* [Input data]:
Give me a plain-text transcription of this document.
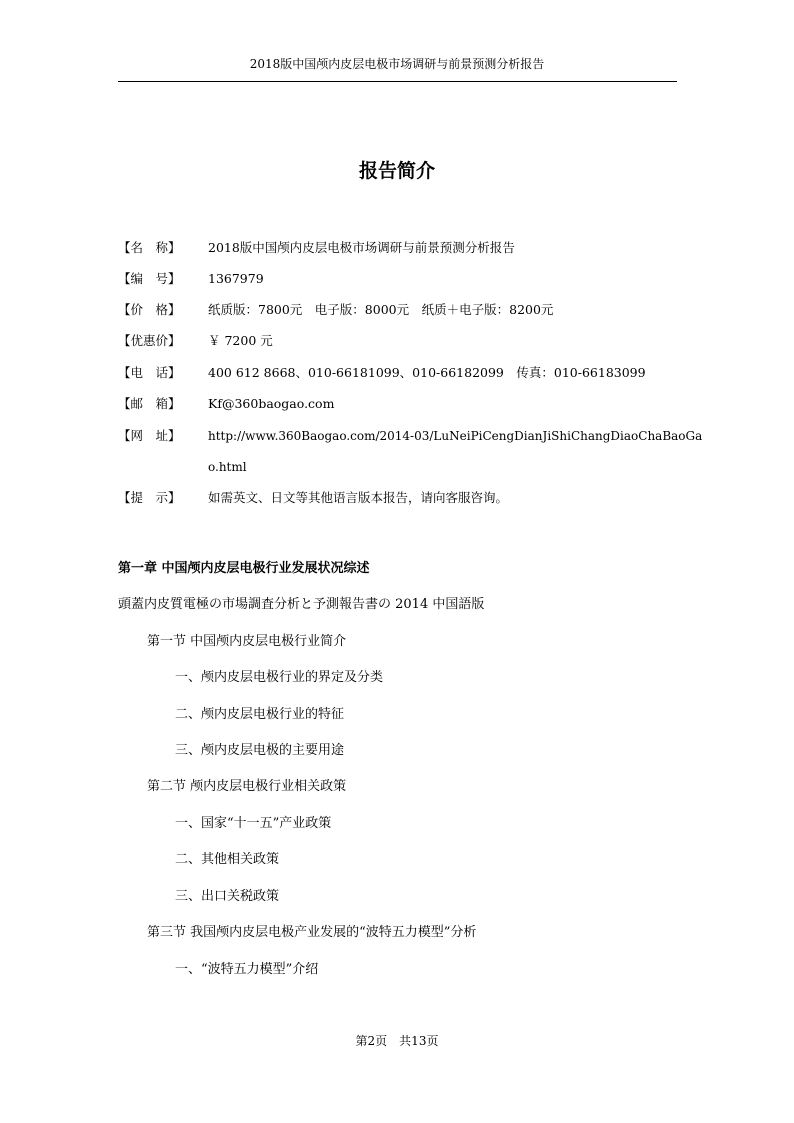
2018版中国颅内皮层电极市场调研与前景预测分析报告
报告简介
【名　称】	2018版中国颅内皮层电极市场调研与前景预测分析报告
【编　号】	1367979
【价　格】	纸质版：7800元　电子版：8000元　纸质＋电子版：8200元
【优惠价】	￥ 7200 元
【电　话】	400 612 8668、010-66181099、010-66182099　传真：010-66183099
【邮　箱】	Kf@360baogao.com
【网　址】	http://www.360Baogao.com/2014-03/LuNeiPiCengDianJiShiChangDiaoChaBaoGa
o.html
【提　示】	如需英文、日文等其他语言版本报告，请向客服咨询。
第一章 中国颅内皮层电极行业发展状况综述
頭蓋内皮質電極の市場調査分析と予測報告書の 2014 中国語版
第一节 中国颅内皮层电极行业简介
一、颅内皮层电极行业的界定及分类
二、颅内皮层电极行业的特征
三、颅内皮层电极的主要用途
第二节 颅内皮层电极行业相关政策
一、国家“十一五”产业政策
二、其他相关政策
三、出口关税政策
第三节 我国颅内皮层电极产业发展的“波特五力模型”分析
一、“波特五力模型”介绍
第2页　共13页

* [Required task]:
Pictures in the records above are not copied; print everything else exactly.

* [Result for this task]:
Give me a plain-text transcription of this document.
2018版中国颅内皮层电极市场调研与前景预测分析报告
报告简介
【名　称】	2018版中国颅内皮层电极市场调研与前景预测分析报告
【编　号】	1367979
【价　格】	纸质版：7800元　电子版：8000元　纸质＋电子版：8200元
【优惠价】	￥ 7200 元
【电　话】	400 612 8668、010-66181099、010-66182099　传真：010-66183099
【邮　箱】	Kf@360baogao.com
【网　址】	http://www.360Baogao.com/2014-03/LuNeiPiCengDianJiShiChangDiaoChaBaoGa
o.html
【提　示】	如需英文、日文等其他语言版本报告，请向客服咨询。
第一章 中国颅内皮层电极行业发展状况综述
頭蓋内皮質電極の市場調査分析と予測報告書の 2014 中国語版
第一节 中国颅内皮层电极行业简介
一、颅内皮层电极行业的界定及分类
二、颅内皮层电极行业的特征
三、颅内皮层电极的主要用途
第二节 颅内皮层电极行业相关政策
一、国家“十一五”产业政策
二、其他相关政策
三、出口关税政策
第三节 我国颅内皮层电极产业发展的“波特五力模型”分析
一、“波特五力模型”介绍
第2页　共13页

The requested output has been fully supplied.